◆ **EXERCISE PROMPT**: Extract the listing in its entirety, keeping each line identical to the original.

◆ **DATA ENTRIES**:
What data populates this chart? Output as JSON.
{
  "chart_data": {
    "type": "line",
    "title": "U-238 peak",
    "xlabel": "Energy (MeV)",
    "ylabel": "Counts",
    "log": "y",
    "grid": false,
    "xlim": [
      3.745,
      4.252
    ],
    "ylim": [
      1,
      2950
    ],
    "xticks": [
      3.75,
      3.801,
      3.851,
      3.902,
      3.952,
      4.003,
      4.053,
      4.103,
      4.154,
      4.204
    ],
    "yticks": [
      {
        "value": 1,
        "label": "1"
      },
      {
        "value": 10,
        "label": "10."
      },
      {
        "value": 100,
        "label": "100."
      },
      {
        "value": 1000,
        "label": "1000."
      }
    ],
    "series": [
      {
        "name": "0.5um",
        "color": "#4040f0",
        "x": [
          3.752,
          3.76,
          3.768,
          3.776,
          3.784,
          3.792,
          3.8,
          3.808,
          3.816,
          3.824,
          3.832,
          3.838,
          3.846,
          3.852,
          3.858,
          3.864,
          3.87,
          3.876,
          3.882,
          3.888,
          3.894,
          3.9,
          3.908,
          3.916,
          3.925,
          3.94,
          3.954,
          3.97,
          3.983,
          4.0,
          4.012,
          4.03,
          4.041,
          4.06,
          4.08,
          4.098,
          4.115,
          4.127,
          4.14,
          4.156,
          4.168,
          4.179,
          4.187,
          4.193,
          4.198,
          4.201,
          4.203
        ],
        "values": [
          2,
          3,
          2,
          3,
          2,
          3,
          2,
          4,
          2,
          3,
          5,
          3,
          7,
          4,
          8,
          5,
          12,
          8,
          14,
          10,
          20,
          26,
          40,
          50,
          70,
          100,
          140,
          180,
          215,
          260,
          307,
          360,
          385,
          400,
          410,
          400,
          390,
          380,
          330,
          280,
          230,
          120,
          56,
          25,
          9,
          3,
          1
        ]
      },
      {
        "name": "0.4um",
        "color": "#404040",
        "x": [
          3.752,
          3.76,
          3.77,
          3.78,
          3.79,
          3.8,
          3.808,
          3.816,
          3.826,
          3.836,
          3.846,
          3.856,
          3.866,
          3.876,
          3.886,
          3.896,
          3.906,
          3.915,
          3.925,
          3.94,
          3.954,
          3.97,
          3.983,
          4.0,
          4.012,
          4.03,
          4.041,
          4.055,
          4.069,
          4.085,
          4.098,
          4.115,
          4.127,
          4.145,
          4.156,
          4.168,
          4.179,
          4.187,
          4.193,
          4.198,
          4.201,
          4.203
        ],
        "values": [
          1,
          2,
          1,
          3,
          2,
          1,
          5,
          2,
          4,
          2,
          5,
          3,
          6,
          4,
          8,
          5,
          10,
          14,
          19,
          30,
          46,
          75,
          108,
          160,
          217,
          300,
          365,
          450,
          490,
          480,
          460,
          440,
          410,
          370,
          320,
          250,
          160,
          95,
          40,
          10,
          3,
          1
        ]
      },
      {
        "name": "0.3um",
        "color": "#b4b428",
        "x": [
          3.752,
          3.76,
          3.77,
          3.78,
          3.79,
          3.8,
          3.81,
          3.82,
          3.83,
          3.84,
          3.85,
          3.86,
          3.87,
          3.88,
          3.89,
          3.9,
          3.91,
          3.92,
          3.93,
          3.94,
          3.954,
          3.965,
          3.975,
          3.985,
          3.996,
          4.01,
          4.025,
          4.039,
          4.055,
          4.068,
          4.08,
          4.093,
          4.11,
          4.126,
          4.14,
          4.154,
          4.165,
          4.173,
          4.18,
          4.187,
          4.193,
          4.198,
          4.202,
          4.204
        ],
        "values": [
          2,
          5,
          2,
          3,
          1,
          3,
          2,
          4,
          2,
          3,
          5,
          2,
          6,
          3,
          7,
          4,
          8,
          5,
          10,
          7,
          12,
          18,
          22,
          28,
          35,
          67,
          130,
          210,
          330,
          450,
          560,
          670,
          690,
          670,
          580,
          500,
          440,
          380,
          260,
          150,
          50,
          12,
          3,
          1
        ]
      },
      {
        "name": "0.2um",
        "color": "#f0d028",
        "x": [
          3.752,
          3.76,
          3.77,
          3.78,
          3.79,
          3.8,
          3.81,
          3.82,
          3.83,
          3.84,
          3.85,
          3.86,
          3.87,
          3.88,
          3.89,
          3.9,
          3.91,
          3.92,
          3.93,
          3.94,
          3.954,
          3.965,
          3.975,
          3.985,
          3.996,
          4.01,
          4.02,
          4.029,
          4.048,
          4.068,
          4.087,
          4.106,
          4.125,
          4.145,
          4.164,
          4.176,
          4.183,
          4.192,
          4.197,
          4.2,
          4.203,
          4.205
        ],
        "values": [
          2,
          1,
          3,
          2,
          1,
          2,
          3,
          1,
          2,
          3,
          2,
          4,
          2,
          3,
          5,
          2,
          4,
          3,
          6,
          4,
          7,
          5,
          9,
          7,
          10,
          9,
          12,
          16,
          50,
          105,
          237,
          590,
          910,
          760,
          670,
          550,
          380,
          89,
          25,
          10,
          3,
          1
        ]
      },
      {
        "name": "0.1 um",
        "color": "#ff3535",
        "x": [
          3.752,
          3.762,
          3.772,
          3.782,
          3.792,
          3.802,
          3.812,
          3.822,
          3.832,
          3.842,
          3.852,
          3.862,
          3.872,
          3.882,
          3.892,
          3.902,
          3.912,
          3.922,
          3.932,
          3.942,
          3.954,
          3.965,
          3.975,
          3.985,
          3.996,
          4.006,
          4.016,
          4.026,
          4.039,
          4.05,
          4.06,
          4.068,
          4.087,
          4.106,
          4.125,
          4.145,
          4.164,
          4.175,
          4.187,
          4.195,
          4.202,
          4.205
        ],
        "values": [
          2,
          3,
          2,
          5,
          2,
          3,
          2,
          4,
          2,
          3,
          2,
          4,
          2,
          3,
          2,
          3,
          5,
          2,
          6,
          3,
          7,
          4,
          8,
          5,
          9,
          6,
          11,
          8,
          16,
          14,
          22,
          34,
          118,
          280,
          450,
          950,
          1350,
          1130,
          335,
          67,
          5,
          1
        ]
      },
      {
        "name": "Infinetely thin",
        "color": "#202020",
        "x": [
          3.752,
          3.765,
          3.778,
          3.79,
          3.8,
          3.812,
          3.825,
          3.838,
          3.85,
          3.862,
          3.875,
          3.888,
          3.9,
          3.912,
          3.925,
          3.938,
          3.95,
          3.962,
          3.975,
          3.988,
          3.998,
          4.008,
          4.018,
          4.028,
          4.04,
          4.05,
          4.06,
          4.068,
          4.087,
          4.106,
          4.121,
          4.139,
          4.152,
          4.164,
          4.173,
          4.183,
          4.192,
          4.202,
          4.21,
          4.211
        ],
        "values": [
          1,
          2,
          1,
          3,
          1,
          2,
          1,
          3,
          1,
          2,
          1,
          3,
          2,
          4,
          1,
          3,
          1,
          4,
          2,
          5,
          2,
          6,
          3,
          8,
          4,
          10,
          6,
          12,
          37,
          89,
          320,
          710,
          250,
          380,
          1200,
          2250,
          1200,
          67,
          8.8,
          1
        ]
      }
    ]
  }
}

◆ **EXERCISE SOLUTION**:
What data populates this chart? Output as JSON.
{
  "chart_data": {
    "type": "line",
    "title": "U-238 peak",
    "xlabel": "Energy (MeV)",
    "ylabel": "Counts",
    "log": "y",
    "grid": false,
    "xlim": [
      3.745,
      4.252
    ],
    "ylim": [
      1,
      2950
    ],
    "xticks": [
      3.75,
      3.801,
      3.851,
      3.902,
      3.952,
      4.003,
      4.053,
      4.103,
      4.154,
      4.204
    ],
    "yticks": [
      {
        "value": 1,
        "label": "1"
      },
      {
        "value": 10,
        "label": "10."
      },
      {
        "value": 100,
        "label": "100."
      },
      {
        "value": 1000,
        "label": "1000."
      }
    ],
    "series": [
      {
        "name": "0.5um",
        "color": "#4040f0",
        "x": [
          3.752,
          3.76,
          3.768,
          3.776,
          3.784,
          3.792,
          3.8,
          3.808,
          3.816,
          3.824,
          3.832,
          3.838,
          3.846,
          3.852,
          3.858,
          3.864,
          3.87,
          3.876,
          3.882,
          3.888,
          3.894,
          3.9,
          3.908,
          3.916,
          3.925,
          3.94,
          3.954,
          3.97,
          3.983,
          4.0,
          4.012,
          4.03,
          4.041,
          4.06,
          4.08,
          4.098,
          4.115,
          4.127,
          4.14,
          4.156,
          4.168,
          4.179,
          4.187,
          4.193,
          4.198,
          4.201,
          4.203
        ],
        "values": [
          2,
          3,
          2,
          3,
          2,
          3,
          2,
          4,
          2,
          3,
          5,
          3,
          7,
          4,
          8,
          5,
          12,
          8,
          14,
          10,
          20,
          26,
          40,
          50,
          70,
          100,
          140,
          180,
          215,
          260,
          307,
          360,
          385,
          400,
          410,
          400,
          390,
          380,
          330,
          280,
          230,
          120,
          56,
          25,
          9,
          3,
          1
        ]
      },
      {
        "name": "0.4um",
        "color": "#404040",
        "x": [
          3.752,
          3.76,
          3.77,
          3.78,
          3.79,
          3.8,
          3.808,
          3.816,
          3.826,
          3.836,
          3.846,
          3.856,
          3.866,
          3.876,
          3.886,
          3.896,
          3.906,
          3.915,
          3.925,
          3.94,
          3.954,
          3.97,
          3.983,
          4.0,
          4.012,
          4.03,
          4.041,
          4.055,
          4.069,
          4.085,
          4.098,
          4.115,
          4.127,
          4.145,
          4.156,
          4.168,
          4.179,
          4.187,
          4.193,
          4.198,
          4.201,
          4.203
        ],
        "values": [
          1,
          2,
          1,
          3,
          2,
          1,
          5,
          2,
          4,
          2,
          5,
          3,
          6,
          4,
          8,
          5,
          10,
          14,
          19,
          30,
          46,
          75,
          108,
          160,
          217,
          300,
          365,
          450,
          490,
          480,
          460,
          440,
          410,
          370,
          320,
          250,
          160,
          95,
          40,
          10,
          3,
          1
        ]
      },
      {
        "name": "0.3um",
        "color": "#b4b428",
        "x": [
          3.752,
          3.76,
          3.77,
          3.78,
          3.79,
          3.8,
          3.81,
          3.82,
          3.83,
          3.84,
          3.85,
          3.86,
          3.87,
          3.88,
          3.89,
          3.9,
          3.91,
          3.92,
          3.93,
          3.94,
          3.954,
          3.965,
          3.975,
          3.985,
          3.996,
          4.01,
          4.025,
          4.039,
          4.055,
          4.068,
          4.08,
          4.093,
          4.11,
          4.126,
          4.14,
          4.154,
          4.165,
          4.173,
          4.18,
          4.187,
          4.193,
          4.198,
          4.202,
          4.204
        ],
        "values": [
          2,
          5,
          2,
          3,
          1,
          3,
          2,
          4,
          2,
          3,
          5,
          2,
          6,
          3,
          7,
          4,
          8,
          5,
          10,
          7,
          12,
          18,
          22,
          28,
          35,
          67,
          130,
          210,
          330,
          450,
          560,
          670,
          690,
          670,
          580,
          500,
          440,
          380,
          260,
          150,
          50,
          12,
          3,
          1
        ]
      },
      {
        "name": "0.2um",
        "color": "#f0d028",
        "x": [
          3.752,
          3.76,
          3.77,
          3.78,
          3.79,
          3.8,
          3.81,
          3.82,
          3.83,
          3.84,
          3.85,
          3.86,
          3.87,
          3.88,
          3.89,
          3.9,
          3.91,
          3.92,
          3.93,
          3.94,
          3.954,
          3.965,
          3.975,
          3.985,
          3.996,
          4.01,
          4.02,
          4.029,
          4.048,
          4.068,
          4.087,
          4.106,
          4.125,
          4.145,
          4.164,
          4.176,
          4.183,
          4.192,
          4.197,
          4.2,
          4.203,
          4.205
        ],
        "values": [
          2,
          1,
          3,
          2,
          1,
          2,
          3,
          1,
          2,
          3,
          2,
          4,
          2,
          3,
          5,
          2,
          4,
          3,
          6,
          4,
          7,
          5,
          9,
          7,
          10,
          9,
          12,
          16,
          50,
          105,
          237,
          590,
          910,
          760,
          670,
          550,
          380,
          89,
          25,
          10,
          3,
          1
        ]
      },
      {
        "name": "0.1 um",
        "color": "#ff3535",
        "x": [
          3.752,
          3.762,
          3.772,
          3.782,
          3.792,
          3.802,
          3.812,
          3.822,
          3.832,
          3.842,
          3.852,
          3.862,
          3.872,
          3.882,
          3.892,
          3.902,
          3.912,
          3.922,
          3.932,
          3.942,
          3.954,
          3.965,
          3.975,
          3.985,
          3.996,
          4.006,
          4.016,
          4.026,
          4.039,
          4.05,
          4.06,
          4.068,
          4.087,
          4.106,
          4.125,
          4.145,
          4.164,
          4.175,
          4.187,
          4.195,
          4.202,
          4.205
        ],
        "values": [
          2,
          3,
          2,
          5,
          2,
          3,
          2,
          4,
          2,
          3,
          2,
          4,
          2,
          3,
          2,
          3,
          5,
          2,
          6,
          3,
          7,
          4,
          8,
          5,
          9,
          6,
          11,
          8,
          16,
          14,
          22,
          34,
          118,
          280,
          450,
          950,
          1350,
          1130,
          335,
          67,
          5,
          1
        ]
      },
      {
        "name": "Infinetely thin",
        "color": "#202020",
        "x": [
          3.752,
          3.765,
          3.778,
          3.79,
          3.8,
          3.812,
          3.825,
          3.838,
          3.85,
          3.862,
          3.875,
          3.888,
          3.9,
          3.912,
          3.925,
          3.938,
          3.95,
          3.962,
          3.975,
          3.988,
          3.998,
          4.008,
          4.018,
          4.028,
          4.04,
          4.05,
          4.06,
          4.068,
          4.087,
          4.106,
          4.121,
          4.139,
          4.152,
          4.164,
          4.173,
          4.183,
          4.192,
          4.202,
          4.21,
          4.211
        ],
        "values": [
          1,
          2,
          1,
          3,
          1,
          2,
          1,
          3,
          1,
          2,
          1,
          3,
          2,
          4,
          1,
          3,
          1,
          4,
          2,
          5,
          2,
          6,
          3,
          8,
          4,
          10,
          6,
          12,
          37,
          89,
          320,
          710,
          250,
          380,
          1200,
          2250,
          1200,
          67,
          8.8,
          1
        ]
      }
    ]
  }
}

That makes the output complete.